## [Problem details]
In the material below, find every line with "will" and pull it out.

****

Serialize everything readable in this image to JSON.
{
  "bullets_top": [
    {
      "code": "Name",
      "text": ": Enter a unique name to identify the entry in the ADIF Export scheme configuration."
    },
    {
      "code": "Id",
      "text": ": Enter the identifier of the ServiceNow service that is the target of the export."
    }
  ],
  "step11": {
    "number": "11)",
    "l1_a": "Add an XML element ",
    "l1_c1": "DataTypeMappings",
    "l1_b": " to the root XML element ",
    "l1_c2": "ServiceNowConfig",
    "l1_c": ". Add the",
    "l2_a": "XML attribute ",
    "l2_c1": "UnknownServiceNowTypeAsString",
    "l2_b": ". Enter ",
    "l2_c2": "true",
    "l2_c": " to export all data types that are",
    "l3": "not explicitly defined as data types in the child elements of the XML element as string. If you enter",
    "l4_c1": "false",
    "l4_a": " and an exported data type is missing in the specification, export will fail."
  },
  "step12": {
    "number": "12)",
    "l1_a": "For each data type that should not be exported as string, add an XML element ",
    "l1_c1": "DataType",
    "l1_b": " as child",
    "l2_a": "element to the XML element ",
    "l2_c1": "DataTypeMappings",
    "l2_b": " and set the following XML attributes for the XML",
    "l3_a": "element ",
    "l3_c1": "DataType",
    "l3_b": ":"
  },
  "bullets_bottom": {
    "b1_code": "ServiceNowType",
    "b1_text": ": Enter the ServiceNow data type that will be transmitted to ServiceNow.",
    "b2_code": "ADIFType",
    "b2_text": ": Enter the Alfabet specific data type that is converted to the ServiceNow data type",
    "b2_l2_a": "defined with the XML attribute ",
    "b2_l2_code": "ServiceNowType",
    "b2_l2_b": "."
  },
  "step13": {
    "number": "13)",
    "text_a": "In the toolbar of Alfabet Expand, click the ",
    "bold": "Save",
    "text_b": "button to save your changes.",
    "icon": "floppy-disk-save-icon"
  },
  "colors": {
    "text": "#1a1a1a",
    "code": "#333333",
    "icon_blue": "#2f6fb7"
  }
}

****

## [Output for this task]
    "l4_a": " and an exported data type is missing in the specification, export will fail."
    "b1_text": ": Enter the ServiceNow data type that will be transmitted to ServiceNow.",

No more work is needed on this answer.